Your task is to write out the complete listing exactly as it is shown.

--- start Material ---

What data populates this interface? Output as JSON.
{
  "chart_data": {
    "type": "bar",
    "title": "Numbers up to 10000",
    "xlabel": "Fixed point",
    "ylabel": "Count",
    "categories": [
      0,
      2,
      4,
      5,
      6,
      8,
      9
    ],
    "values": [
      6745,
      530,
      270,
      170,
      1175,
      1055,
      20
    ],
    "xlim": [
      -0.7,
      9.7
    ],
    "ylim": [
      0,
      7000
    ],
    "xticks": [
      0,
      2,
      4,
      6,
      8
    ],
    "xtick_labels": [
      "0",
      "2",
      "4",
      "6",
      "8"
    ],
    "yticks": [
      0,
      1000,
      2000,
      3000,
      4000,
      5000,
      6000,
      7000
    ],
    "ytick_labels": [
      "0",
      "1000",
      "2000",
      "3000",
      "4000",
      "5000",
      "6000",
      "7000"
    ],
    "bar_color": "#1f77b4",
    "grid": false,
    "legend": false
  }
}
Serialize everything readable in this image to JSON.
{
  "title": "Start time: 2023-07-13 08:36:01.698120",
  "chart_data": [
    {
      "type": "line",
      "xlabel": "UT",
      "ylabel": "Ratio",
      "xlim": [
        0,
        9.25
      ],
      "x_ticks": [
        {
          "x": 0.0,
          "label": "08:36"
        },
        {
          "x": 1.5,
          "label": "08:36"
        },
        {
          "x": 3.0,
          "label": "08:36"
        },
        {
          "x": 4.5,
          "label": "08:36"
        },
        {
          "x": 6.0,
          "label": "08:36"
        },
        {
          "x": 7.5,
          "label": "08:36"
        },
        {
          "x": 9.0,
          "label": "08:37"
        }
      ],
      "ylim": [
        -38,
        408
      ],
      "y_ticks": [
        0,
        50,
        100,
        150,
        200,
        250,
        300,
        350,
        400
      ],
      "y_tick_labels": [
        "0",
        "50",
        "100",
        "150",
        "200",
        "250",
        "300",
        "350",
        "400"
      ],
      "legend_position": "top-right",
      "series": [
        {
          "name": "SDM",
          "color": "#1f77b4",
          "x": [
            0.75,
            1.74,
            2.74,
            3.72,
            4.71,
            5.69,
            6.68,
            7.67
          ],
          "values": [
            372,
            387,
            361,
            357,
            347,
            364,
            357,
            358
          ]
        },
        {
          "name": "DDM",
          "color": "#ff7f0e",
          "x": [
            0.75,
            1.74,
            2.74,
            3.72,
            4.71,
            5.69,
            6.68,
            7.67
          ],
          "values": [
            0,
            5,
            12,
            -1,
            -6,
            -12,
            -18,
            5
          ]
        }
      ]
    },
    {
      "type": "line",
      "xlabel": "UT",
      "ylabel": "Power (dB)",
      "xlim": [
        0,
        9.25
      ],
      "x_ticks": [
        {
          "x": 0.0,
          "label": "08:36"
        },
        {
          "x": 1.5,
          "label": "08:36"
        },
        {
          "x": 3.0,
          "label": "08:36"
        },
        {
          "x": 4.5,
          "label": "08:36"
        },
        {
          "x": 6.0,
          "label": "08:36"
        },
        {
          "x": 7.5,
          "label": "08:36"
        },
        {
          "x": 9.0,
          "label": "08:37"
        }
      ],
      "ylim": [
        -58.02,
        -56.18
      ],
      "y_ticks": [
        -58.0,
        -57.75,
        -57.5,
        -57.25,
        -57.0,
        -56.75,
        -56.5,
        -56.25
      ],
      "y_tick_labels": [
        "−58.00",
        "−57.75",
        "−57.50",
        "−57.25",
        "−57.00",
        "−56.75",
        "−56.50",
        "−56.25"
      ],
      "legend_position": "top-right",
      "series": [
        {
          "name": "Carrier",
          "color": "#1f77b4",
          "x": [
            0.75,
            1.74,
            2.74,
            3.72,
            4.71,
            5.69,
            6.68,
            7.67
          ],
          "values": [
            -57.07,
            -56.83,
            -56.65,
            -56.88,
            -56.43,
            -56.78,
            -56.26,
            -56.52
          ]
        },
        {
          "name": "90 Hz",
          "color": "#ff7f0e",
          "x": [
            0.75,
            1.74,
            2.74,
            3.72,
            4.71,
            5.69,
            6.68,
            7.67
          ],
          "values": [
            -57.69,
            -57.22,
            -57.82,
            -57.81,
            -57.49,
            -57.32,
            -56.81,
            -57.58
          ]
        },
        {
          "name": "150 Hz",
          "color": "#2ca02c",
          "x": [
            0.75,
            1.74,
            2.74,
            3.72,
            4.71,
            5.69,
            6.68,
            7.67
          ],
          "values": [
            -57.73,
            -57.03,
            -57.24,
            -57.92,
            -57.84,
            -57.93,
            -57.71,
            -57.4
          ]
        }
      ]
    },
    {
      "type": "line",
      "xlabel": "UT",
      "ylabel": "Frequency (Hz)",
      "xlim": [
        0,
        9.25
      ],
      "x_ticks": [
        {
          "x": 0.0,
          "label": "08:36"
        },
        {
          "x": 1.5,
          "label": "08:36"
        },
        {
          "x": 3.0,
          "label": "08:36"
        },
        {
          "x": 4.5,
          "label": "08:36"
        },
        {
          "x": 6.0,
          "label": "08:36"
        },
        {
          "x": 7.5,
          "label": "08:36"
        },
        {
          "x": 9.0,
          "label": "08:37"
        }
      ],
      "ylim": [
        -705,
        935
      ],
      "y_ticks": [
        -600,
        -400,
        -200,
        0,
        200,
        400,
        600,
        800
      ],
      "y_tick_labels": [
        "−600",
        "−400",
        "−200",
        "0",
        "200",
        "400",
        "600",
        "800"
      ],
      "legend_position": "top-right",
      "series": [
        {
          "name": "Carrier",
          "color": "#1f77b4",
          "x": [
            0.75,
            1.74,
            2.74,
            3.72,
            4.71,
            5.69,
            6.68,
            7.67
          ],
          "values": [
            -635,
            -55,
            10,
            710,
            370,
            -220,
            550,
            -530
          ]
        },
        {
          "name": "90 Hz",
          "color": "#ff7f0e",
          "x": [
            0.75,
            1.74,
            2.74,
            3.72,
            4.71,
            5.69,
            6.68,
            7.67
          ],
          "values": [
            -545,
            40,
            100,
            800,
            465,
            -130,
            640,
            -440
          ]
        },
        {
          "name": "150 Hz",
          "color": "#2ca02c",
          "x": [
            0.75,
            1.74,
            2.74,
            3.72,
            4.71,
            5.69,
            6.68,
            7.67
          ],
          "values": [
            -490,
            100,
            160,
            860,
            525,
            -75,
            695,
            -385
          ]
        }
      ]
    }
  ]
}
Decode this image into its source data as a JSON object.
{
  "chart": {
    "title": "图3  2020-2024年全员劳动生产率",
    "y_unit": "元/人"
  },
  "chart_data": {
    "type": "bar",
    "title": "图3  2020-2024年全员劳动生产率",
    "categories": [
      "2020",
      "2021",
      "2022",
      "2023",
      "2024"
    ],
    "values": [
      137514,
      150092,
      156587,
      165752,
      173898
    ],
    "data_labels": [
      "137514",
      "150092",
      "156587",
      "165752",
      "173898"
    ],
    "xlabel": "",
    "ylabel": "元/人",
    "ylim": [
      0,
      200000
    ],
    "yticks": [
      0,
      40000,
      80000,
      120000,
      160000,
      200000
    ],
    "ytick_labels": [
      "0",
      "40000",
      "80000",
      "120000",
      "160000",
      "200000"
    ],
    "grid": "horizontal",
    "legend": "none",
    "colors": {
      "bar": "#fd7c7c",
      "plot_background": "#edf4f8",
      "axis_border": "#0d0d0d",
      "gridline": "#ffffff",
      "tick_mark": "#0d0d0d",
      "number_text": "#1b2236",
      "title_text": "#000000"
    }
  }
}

--- end Material ---

[Solved exercise]
What data populates this interface? Output as JSON.
{
  "chart_data": {
    "type": "bar",
    "title": "Numbers up to 10000",
    "xlabel": "Fixed point",
    "ylabel": "Count",
    "categories": [
      0,
      2,
      4,
      5,
      6,
      8,
      9
    ],
    "values": [
      6745,
      530,
      270,
      170,
      1175,
      1055,
      20
    ],
    "xlim": [
      -0.7,
      9.7
    ],
    "ylim": [
      0,
      7000
    ],
    "xticks": [
      0,
      2,
      4,
      6,
      8
    ],
    "xtick_labels": [
      "0",
      "2",
      "4",
      "6",
      "8"
    ],
    "yticks": [
      0,
      1000,
      2000,
      3000,
      4000,
      5000,
      6000,
      7000
    ],
    "ytick_labels": [
      "0",
      "1000",
      "2000",
      "3000",
      "4000",
      "5000",
      "6000",
      "7000"
    ],
    "bar_color": "#1f77b4",
    "grid": false,
    "legend": false
  }
}
Serialize everything readable in this image to JSON.
{
  "title": "Start time: 2023-07-13 08:36:01.698120",
  "chart_data": [
    {
      "type": "line",
      "xlabel": "UT",
      "ylabel": "Ratio",
      "xlim": [
        0,
        9.25
      ],
      "x_ticks": [
        {
          "x": 0.0,
          "label": "08:36"
        },
        {
          "x": 1.5,
          "label": "08:36"
        },
        {
          "x": 3.0,
          "label": "08:36"
        },
        {
          "x": 4.5,
          "label": "08:36"
        },
        {
          "x": 6.0,
          "label": "08:36"
        },
        {
          "x": 7.5,
          "label": "08:36"
        },
        {
          "x": 9.0,
          "label": "08:37"
        }
      ],
      "ylim": [
        -38,
        408
      ],
      "y_ticks": [
        0,
        50,
        100,
        150,
        200,
        250,
        300,
        350,
        400
      ],
      "y_tick_labels": [
        "0",
        "50",
        "100",
        "150",
        "200",
        "250",
        "300",
        "350",
        "400"
      ],
      "legend_position": "top-right",
      "series": [
        {
          "name": "SDM",
          "color": "#1f77b4",
          "x": [
            0.75,
            1.74,
            2.74,
            3.72,
            4.71,
            5.69,
            6.68,
            7.67
          ],
          "values": [
            372,
            387,
            361,
            357,
            347,
            364,
            357,
            358
          ]
        },
        {
          "name": "DDM",
          "color": "#ff7f0e",
          "x": [
            0.75,
            1.74,
            2.74,
            3.72,
            4.71,
            5.69,
            6.68,
            7.67
          ],
          "values": [
            0,
            5,
            12,
            -1,
            -6,
            -12,
            -18,
            5
          ]
        }
      ]
    },
    {
      "type": "line",
      "xlabel": "UT",
      "ylabel": "Power (dB)",
      "xlim": [
        0,
        9.25
      ],
      "x_ticks": [
        {
          "x": 0.0,
          "label": "08:36"
        },
        {
          "x": 1.5,
          "label": "08:36"
        },
        {
          "x": 3.0,
          "label": "08:36"
        },
        {
          "x": 4.5,
          "label": "08:36"
        },
        {
          "x": 6.0,
          "label": "08:36"
        },
        {
          "x": 7.5,
          "label": "08:36"
        },
        {
          "x": 9.0,
          "label": "08:37"
        }
      ],
      "ylim": [
        -58.02,
        -56.18
      ],
      "y_ticks": [
        -58.0,
        -57.75,
        -57.5,
        -57.25,
        -57.0,
        -56.75,
        -56.5,
        -56.25
      ],
      "y_tick_labels": [
        "−58.00",
        "−57.75",
        "−57.50",
        "−57.25",
        "−57.00",
        "−56.75",
        "−56.50",
        "−56.25"
      ],
      "legend_position": "top-right",
      "series": [
        {
          "name": "Carrier",
          "color": "#1f77b4",
          "x": [
            0.75,
            1.74,
            2.74,
            3.72,
            4.71,
            5.69,
            6.68,
            7.67
          ],
          "values": [
            -57.07,
            -56.83,
            -56.65,
            -56.88,
            -56.43,
            -56.78,
            -56.26,
            -56.52
          ]
        },
        {
          "name": "90 Hz",
          "color": "#ff7f0e",
          "x": [
            0.75,
            1.74,
            2.74,
            3.72,
            4.71,
            5.69,
            6.68,
            7.67
          ],
          "values": [
            -57.69,
            -57.22,
            -57.82,
            -57.81,
            -57.49,
            -57.32,
            -56.81,
            -57.58
          ]
        },
        {
          "name": "150 Hz",
          "color": "#2ca02c",
          "x": [
            0.75,
            1.74,
            2.74,
            3.72,
            4.71,
            5.69,
            6.68,
            7.67
          ],
          "values": [
            -57.73,
            -57.03,
            -57.24,
            -57.92,
            -57.84,
            -57.93,
            -57.71,
            -57.4
          ]
        }
      ]
    },
    {
      "type": "line",
      "xlabel": "UT",
      "ylabel": "Frequency (Hz)",
      "xlim": [
        0,
        9.25
      ],
      "x_ticks": [
        {
          "x": 0.0,
          "label": "08:36"
        },
        {
          "x": 1.5,
          "label": "08:36"
        },
        {
          "x": 3.0,
          "label": "08:36"
        },
        {
          "x": 4.5,
          "label": "08:36"
        },
        {
          "x": 6.0,
          "label": "08:36"
        },
        {
          "x": 7.5,
          "label": "08:36"
        },
        {
          "x": 9.0,
          "label": "08:37"
        }
      ],
      "ylim": [
        -705,
        935
      ],
      "y_ticks": [
        -600,
        -400,
        -200,
        0,
        200,
        400,
        600,
        800
      ],
      "y_tick_labels": [
        "−600",
        "−400",
        "−200",
        "0",
        "200",
        "400",
        "600",
        "800"
      ],
      "legend_position": "top-right",
      "series": [
        {
          "name": "Carrier",
          "color": "#1f77b4",
          "x": [
            0.75,
            1.74,
            2.74,
            3.72,
            4.71,
            5.69,
            6.68,
            7.67
          ],
          "values": [
            -635,
            -55,
            10,
            710,
            370,
            -220,
            550,
            -530
          ]
        },
        {
          "name": "90 Hz",
          "color": "#ff7f0e",
          "x": [
            0.75,
            1.74,
            2.74,
            3.72,
            4.71,
            5.69,
            6.68,
            7.67
          ],
          "values": [
            -545,
            40,
            100,
            800,
            465,
            -130,
            640,
            -440
          ]
        },
        {
          "name": "150 Hz",
          "color": "#2ca02c",
          "x": [
            0.75,
            1.74,
            2.74,
            3.72,
            4.71,
            5.69,
            6.68,
            7.67
          ],
          "values": [
            -490,
            100,
            160,
            860,
            525,
            -75,
            695,
            -385
          ]
        }
      ]
    }
  ]
}
Decode this image into its source data as a JSON object.
{
  "chart": {
    "title": "图3  2020-2024年全员劳动生产率",
    "y_unit": "元/人"
  },
  "chart_data": {
    "type": "bar",
    "title": "图3  2020-2024年全员劳动生产率",
    "categories": [
      "2020",
      "2021",
      "2022",
      "2023",
      "2024"
    ],
    "values": [
      137514,
      150092,
      156587,
      165752,
      173898
    ],
    "data_labels": [
      "137514",
      "150092",
      "156587",
      "165752",
      "173898"
    ],
    "xlabel": "",
    "ylabel": "元/人",
    "ylim": [
      0,
      200000
    ],
    "yticks": [
      0,
      40000,
      80000,
      120000,
      160000,
      200000
    ],
    "ytick_labels": [
      "0",
      "40000",
      "80000",
      "120000",
      "160000",
      "200000"
    ],
    "grid": "horizontal",
    "legend": "none",
    "colors": {
      "bar": "#fd7c7c",
      "plot_background": "#edf4f8",
      "axis_border": "#0d0d0d",
      "gridline": "#ffffff",
      "tick_mark": "#0d0d0d",
      "number_text": "#1b2236",
      "title_text": "#000000"
    }
  }
}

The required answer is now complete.